(Work required) Transcribe the entries that follow exactly as they appear, minus pictures.

(Dataset entries)
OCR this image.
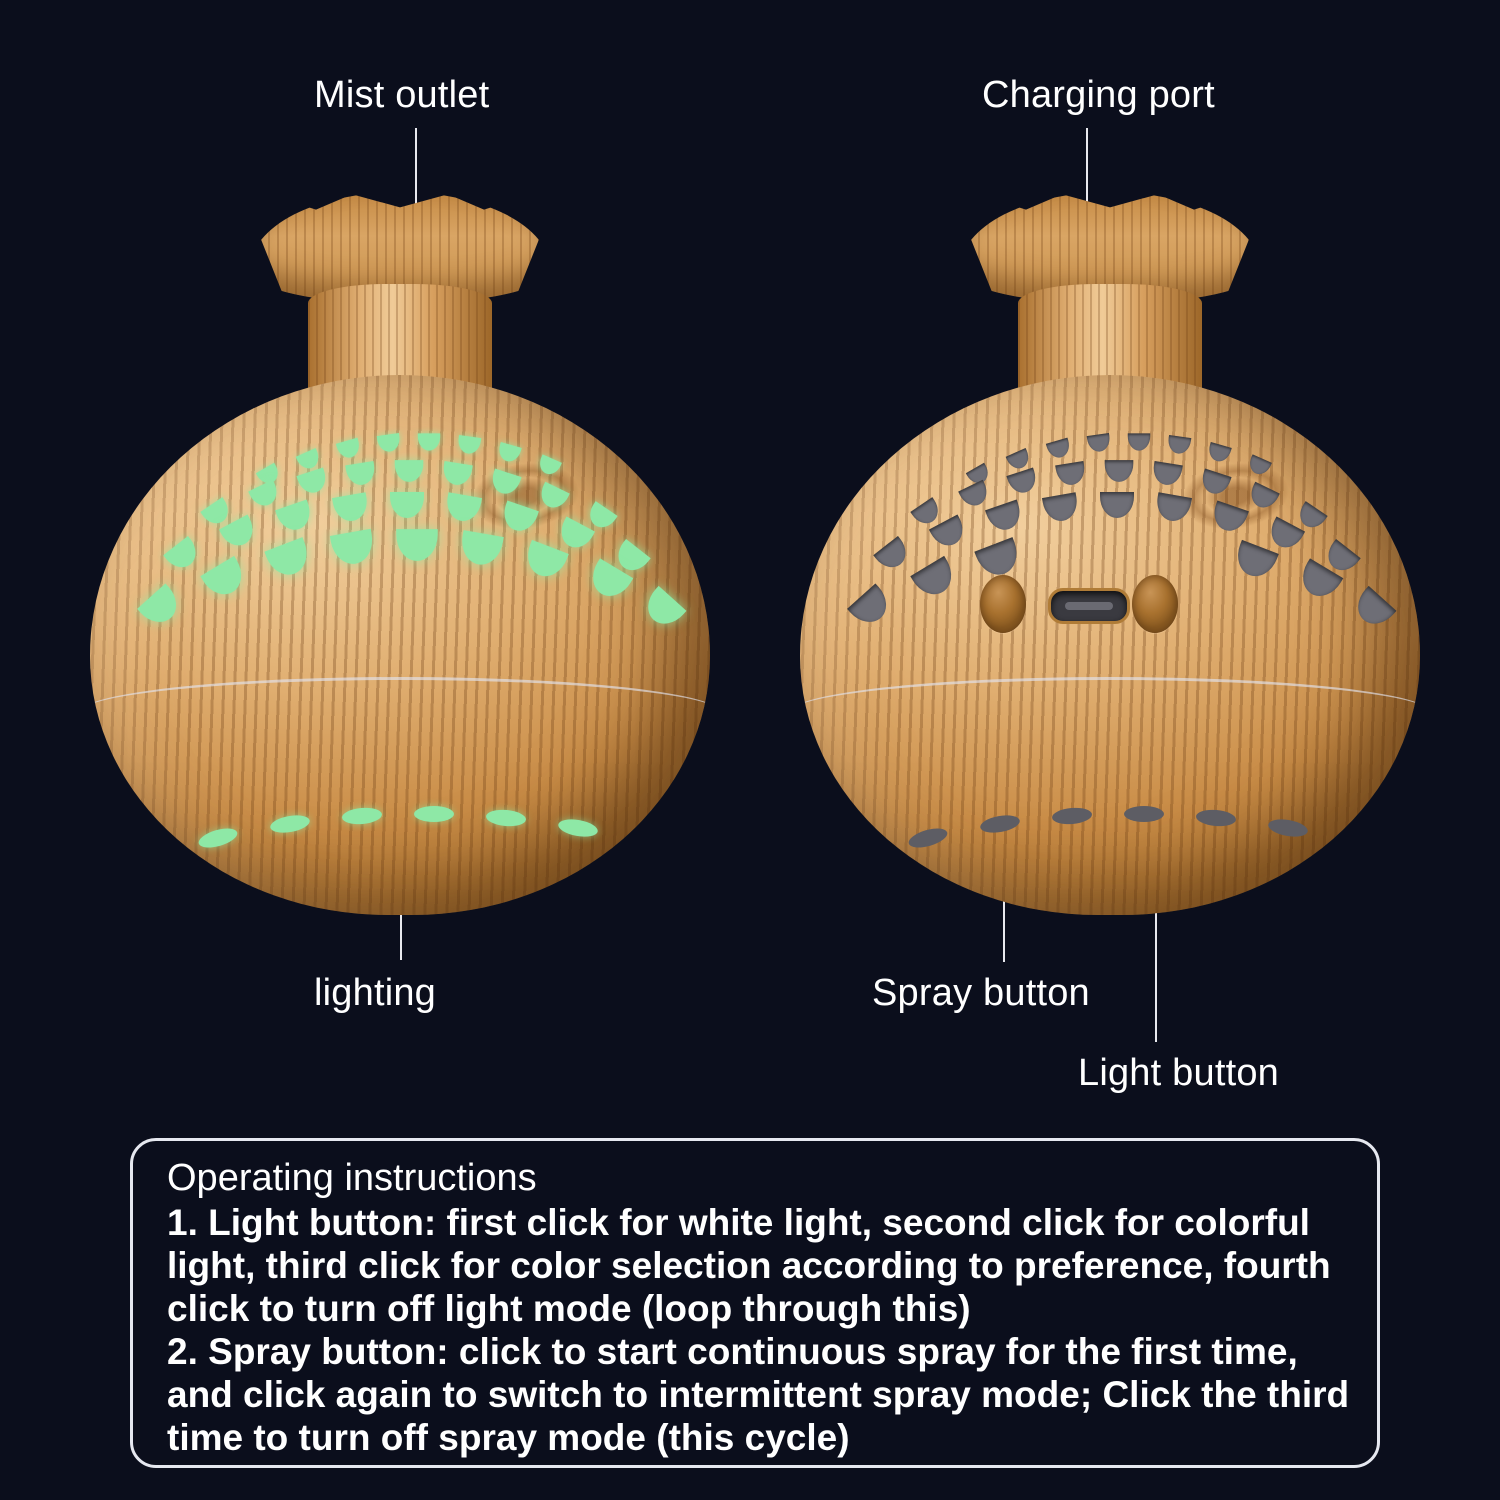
Mist outlet	Charging port
lighting	Spray button
Light button
Operating instructions

1. Light button: first click for white light, second click for colorful light, third click for color selection according to preference, fourth click to turn off light mode (loop through this)

2. Spray button: click to start continuous spray for the first time, and click again to switch to intermittent spray mode; Click the third time to turn off spray mode (this cycle)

(Exercise answer)
OCR this image.
Mist outlet	Charging port
lighting	Spray button
Light button
Operating instructions

1. Light button: first click for white light, second click for colorful light, third click for color selection according to preference, fourth click to turn off light mode (loop through this)

2. Spray button: click to start continuous spray for the first time, and click again to switch to intermittent spray mode; Click the third time to turn off spray mode (this cycle)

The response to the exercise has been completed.